(Figure record extracts)
↓↓↓

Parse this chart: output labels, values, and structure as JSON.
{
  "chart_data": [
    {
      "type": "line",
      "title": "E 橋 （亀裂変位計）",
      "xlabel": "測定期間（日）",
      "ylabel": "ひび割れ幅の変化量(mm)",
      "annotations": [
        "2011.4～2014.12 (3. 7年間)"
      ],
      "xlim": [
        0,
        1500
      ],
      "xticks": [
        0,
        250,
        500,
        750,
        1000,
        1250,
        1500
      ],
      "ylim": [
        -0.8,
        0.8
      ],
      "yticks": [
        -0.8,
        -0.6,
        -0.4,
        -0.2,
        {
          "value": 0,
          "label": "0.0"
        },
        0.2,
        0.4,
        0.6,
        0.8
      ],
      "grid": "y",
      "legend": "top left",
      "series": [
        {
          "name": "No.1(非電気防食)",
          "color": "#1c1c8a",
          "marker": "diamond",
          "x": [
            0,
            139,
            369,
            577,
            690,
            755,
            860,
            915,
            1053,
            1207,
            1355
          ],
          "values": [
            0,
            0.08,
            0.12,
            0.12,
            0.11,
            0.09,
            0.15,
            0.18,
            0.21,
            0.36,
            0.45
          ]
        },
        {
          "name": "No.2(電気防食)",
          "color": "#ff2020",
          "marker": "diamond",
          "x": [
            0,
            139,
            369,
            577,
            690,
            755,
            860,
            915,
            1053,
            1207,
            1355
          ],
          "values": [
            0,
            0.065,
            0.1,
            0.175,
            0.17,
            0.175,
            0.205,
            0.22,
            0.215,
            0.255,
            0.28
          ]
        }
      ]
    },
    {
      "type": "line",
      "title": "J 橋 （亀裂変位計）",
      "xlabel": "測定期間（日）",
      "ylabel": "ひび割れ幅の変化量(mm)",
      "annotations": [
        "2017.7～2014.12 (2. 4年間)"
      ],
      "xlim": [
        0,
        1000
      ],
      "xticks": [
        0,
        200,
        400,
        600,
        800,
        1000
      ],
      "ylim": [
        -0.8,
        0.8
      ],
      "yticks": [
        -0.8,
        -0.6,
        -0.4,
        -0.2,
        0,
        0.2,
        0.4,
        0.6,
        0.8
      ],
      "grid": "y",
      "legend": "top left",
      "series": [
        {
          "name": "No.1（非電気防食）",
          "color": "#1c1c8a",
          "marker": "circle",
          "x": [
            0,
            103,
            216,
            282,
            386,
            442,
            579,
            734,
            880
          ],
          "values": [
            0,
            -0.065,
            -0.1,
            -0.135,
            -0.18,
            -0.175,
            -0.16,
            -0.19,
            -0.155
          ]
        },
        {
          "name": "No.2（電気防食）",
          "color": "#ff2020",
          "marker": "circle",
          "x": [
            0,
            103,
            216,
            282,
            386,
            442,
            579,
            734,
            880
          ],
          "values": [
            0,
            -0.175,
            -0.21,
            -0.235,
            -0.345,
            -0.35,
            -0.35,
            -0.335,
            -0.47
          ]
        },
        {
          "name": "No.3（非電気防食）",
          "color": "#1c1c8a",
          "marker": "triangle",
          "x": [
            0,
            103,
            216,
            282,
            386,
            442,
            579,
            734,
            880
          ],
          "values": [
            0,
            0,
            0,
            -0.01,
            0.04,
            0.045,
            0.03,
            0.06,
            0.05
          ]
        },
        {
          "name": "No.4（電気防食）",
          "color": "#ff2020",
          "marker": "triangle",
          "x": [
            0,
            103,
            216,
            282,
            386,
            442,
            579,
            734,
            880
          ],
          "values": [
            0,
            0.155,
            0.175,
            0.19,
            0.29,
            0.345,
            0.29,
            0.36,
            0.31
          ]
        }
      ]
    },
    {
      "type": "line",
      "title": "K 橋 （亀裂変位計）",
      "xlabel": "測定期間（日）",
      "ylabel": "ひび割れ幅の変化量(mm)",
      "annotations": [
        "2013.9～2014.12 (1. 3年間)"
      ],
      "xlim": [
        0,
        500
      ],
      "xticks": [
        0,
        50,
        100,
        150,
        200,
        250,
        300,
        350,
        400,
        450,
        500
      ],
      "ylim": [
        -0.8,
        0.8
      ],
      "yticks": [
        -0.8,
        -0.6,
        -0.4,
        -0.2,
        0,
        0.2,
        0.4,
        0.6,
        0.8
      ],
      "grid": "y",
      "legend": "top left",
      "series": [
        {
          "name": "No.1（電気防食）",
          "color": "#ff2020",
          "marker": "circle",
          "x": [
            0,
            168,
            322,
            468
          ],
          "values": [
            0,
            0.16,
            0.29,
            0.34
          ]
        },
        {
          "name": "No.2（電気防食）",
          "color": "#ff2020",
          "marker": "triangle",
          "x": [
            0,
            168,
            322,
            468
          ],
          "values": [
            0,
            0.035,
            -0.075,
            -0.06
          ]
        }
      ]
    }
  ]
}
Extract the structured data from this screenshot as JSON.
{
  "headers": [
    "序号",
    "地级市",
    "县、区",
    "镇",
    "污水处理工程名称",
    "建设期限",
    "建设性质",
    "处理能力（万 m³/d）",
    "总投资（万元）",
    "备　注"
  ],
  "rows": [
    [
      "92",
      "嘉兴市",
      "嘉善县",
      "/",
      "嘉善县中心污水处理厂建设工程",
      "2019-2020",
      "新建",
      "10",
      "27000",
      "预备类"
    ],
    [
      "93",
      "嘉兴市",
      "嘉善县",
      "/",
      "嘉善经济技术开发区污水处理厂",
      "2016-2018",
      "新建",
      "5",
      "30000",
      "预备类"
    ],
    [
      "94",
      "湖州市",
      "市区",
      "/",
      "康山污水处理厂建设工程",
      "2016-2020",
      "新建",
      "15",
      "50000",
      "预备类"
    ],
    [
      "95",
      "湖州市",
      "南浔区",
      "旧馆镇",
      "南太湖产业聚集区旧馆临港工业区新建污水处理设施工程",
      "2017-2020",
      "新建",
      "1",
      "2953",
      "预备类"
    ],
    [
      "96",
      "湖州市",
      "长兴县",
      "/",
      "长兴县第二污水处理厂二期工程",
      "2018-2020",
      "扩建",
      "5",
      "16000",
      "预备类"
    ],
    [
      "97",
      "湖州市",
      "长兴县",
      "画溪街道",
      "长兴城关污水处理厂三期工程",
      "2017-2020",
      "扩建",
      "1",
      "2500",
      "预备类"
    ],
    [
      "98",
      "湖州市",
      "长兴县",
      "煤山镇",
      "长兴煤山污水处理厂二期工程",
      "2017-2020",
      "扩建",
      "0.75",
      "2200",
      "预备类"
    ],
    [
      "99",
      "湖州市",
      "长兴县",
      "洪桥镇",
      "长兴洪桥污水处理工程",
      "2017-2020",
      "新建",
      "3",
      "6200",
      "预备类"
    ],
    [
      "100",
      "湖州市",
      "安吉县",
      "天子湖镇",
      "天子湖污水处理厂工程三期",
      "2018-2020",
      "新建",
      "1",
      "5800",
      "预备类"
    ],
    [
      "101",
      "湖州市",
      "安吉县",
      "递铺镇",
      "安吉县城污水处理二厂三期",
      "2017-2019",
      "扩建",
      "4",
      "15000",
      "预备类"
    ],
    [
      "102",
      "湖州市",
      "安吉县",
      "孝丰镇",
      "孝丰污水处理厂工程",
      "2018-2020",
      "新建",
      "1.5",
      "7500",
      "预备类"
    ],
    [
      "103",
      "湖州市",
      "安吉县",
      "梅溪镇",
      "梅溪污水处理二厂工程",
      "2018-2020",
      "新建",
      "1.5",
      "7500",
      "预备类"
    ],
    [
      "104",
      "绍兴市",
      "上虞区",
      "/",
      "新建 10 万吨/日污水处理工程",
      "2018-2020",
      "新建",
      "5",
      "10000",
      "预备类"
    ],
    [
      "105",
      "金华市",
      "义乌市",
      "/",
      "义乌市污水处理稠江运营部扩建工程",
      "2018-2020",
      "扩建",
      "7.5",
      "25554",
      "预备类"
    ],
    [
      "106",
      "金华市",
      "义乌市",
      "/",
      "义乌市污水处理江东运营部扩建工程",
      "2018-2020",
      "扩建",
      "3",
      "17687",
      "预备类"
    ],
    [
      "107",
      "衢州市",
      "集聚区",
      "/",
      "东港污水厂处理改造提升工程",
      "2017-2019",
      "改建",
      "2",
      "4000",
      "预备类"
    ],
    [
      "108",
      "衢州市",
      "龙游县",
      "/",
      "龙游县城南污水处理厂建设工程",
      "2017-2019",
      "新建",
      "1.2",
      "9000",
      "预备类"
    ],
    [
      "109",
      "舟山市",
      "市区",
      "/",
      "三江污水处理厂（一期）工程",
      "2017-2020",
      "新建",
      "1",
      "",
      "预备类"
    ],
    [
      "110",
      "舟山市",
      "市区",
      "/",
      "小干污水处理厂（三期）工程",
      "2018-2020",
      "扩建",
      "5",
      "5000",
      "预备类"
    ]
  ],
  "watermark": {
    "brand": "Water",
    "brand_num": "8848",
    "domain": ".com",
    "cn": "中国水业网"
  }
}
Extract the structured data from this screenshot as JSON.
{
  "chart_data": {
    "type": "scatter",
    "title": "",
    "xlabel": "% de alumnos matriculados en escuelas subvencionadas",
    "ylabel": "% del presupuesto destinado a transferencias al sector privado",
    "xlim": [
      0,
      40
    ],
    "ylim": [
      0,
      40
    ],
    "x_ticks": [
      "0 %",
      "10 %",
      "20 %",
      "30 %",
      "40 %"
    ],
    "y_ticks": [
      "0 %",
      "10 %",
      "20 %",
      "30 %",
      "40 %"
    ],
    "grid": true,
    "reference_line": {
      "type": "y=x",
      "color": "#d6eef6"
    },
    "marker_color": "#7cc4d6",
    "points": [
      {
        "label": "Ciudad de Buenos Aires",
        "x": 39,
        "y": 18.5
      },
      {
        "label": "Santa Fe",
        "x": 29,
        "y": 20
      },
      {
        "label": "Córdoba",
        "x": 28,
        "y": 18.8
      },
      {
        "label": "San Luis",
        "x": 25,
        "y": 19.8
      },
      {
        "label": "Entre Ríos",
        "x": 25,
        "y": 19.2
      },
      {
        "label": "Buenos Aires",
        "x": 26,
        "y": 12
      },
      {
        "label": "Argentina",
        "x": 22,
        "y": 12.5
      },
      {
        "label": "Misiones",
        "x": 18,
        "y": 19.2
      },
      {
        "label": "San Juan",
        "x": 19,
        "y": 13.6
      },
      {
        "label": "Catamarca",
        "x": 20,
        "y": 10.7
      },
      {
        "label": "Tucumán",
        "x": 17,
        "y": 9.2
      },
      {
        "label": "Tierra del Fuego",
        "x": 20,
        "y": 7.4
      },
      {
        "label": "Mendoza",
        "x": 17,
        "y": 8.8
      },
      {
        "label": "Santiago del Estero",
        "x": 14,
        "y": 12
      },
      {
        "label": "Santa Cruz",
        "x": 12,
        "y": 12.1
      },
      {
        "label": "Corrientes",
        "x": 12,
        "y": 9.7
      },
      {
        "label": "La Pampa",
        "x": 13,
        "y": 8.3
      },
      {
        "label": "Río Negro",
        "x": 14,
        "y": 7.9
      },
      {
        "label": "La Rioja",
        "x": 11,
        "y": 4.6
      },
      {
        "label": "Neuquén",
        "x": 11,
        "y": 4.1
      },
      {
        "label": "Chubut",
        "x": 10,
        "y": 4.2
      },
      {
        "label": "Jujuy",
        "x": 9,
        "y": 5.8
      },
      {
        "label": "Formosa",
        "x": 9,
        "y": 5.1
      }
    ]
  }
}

↑↑↑

# [Task requirements]
Every line of the listing that holds "Buenos" should be found and copied.

# [Exercise solution]
        "label": "Ciudad de Buenos Aires",
        "label": "Buenos Aires",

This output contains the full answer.